## BRIEF
Below are some records; return each one exactly.

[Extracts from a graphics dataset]

★ ★ ★ ★

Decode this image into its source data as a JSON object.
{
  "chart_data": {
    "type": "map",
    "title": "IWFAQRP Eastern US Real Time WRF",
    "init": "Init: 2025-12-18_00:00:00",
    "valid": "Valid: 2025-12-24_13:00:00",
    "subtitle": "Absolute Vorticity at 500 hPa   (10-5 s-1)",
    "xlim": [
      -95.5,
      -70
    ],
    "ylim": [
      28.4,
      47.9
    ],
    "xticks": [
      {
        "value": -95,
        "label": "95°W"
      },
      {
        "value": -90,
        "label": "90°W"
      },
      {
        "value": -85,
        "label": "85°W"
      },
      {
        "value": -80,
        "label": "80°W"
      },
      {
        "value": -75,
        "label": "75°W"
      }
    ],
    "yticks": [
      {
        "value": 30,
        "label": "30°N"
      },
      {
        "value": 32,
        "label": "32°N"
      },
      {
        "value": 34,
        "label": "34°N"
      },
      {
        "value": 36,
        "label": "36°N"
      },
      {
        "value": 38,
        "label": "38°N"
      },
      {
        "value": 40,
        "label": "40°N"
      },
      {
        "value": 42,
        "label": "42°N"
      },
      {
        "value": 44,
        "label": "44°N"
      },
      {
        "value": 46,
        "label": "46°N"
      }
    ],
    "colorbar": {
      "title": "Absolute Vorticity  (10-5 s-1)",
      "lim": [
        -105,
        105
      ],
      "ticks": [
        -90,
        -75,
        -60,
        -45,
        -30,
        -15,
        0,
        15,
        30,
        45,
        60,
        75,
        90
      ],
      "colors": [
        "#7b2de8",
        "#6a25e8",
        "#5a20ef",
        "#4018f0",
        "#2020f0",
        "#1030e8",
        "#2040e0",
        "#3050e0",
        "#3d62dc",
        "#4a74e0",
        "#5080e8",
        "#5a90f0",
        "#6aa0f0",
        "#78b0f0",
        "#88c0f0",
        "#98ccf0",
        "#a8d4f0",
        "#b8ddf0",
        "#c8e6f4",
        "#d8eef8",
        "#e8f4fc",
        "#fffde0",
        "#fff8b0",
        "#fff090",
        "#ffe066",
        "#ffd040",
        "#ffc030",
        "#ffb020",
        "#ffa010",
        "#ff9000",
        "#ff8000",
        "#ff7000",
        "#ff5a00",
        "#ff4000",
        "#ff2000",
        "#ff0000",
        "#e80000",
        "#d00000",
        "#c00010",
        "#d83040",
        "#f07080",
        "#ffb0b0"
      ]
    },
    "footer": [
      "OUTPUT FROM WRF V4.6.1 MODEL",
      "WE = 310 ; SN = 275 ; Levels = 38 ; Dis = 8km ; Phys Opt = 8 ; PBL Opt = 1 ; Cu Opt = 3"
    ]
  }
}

★ ★ ★ ★

## REPLY TO THE TASK
Decode this image into its source data as a JSON object.
{
  "chart_data": {
    "type": "map",
    "title": "IWFAQRP Eastern US Real Time WRF",
    "init": "Init: 2025-12-18_00:00:00",
    "valid": "Valid: 2025-12-24_13:00:00",
    "subtitle": "Absolute Vorticity at 500 hPa   (10-5 s-1)",
    "xlim": [
      -95.5,
      -70
    ],
    "ylim": [
      28.4,
      47.9
    ],
    "xticks": [
      {
        "value": -95,
        "label": "95°W"
      },
      {
        "value": -90,
        "label": "90°W"
      },
      {
        "value": -85,
        "label": "85°W"
      },
      {
        "value": -80,
        "label": "80°W"
      },
      {
        "value": -75,
        "label": "75°W"
      }
    ],
    "yticks": [
      {
        "value": 30,
        "label": "30°N"
      },
      {
        "value": 32,
        "label": "32°N"
      },
      {
        "value": 34,
        "label": "34°N"
      },
      {
        "value": 36,
        "label": "36°N"
      },
      {
        "value": 38,
        "label": "38°N"
      },
      {
        "value": 40,
        "label": "40°N"
      },
      {
        "value": 42,
        "label": "42°N"
      },
      {
        "value": 44,
        "label": "44°N"
      },
      {
        "value": 46,
        "label": "46°N"
      }
    ],
    "colorbar": {
      "title": "Absolute Vorticity  (10-5 s-1)",
      "lim": [
        -105,
        105
      ],
      "ticks": [
        -90,
        -75,
        -60,
        -45,
        -30,
        -15,
        0,
        15,
        30,
        45,
        60,
        75,
        90
      ],
      "colors": [
        "#7b2de8",
        "#6a25e8",
        "#5a20ef",
        "#4018f0",
        "#2020f0",
        "#1030e8",
        "#2040e0",
        "#3050e0",
        "#3d62dc",
        "#4a74e0",
        "#5080e8",
        "#5a90f0",
        "#6aa0f0",
        "#78b0f0",
        "#88c0f0",
        "#98ccf0",
        "#a8d4f0",
        "#b8ddf0",
        "#c8e6f4",
        "#d8eef8",
        "#e8f4fc",
        "#fffde0",
        "#fff8b0",
        "#fff090",
        "#ffe066",
        "#ffd040",
        "#ffc030",
        "#ffb020",
        "#ffa010",
        "#ff9000",
        "#ff8000",
        "#ff7000",
        "#ff5a00",
        "#ff4000",
        "#ff2000",
        "#ff0000",
        "#e80000",
        "#d00000",
        "#c00010",
        "#d83040",
        "#f07080",
        "#ffb0b0"
      ]
    },
    "footer": [
      "OUTPUT FROM WRF V4.6.1 MODEL",
      "WE = 310 ; SN = 275 ; Levels = 38 ; Dis = 8km ; Phys Opt = 8 ; PBL Opt = 1 ; Cu Opt = 3"
    ]
  }
}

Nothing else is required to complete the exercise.